(Source records)
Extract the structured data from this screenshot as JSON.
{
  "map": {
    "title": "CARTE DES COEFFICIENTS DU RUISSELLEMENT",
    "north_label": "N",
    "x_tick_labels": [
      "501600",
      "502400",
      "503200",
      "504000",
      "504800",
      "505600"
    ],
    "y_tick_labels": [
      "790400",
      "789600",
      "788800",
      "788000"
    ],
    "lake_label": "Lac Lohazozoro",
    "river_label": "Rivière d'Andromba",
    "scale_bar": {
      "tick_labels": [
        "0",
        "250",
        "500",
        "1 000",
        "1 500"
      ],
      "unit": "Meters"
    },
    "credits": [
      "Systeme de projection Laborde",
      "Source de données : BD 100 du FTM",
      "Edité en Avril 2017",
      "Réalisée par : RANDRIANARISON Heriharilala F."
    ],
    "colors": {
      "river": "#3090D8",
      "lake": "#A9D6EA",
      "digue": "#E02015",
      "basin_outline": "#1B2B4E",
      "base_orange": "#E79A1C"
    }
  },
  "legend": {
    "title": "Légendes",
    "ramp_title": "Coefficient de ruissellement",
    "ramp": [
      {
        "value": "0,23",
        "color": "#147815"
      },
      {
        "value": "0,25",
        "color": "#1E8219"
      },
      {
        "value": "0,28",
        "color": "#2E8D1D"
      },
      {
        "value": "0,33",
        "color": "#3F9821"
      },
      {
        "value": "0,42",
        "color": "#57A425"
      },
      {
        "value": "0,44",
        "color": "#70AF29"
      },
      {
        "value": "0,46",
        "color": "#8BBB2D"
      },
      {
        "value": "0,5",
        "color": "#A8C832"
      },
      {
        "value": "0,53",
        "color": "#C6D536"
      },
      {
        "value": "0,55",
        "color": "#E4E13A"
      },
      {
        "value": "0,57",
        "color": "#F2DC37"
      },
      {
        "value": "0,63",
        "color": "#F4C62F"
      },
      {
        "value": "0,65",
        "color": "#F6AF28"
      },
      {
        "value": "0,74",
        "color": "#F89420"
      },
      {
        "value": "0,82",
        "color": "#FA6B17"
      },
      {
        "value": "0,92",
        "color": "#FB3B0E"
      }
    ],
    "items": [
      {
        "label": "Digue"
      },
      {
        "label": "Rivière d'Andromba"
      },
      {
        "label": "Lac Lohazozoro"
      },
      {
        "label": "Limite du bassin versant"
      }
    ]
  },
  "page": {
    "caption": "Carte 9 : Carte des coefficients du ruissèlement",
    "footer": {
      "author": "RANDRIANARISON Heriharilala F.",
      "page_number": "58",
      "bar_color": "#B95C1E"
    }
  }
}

■ What is needed:
Give the count of lines in the records that contain "Andromba", and no other text.

■ The result:
2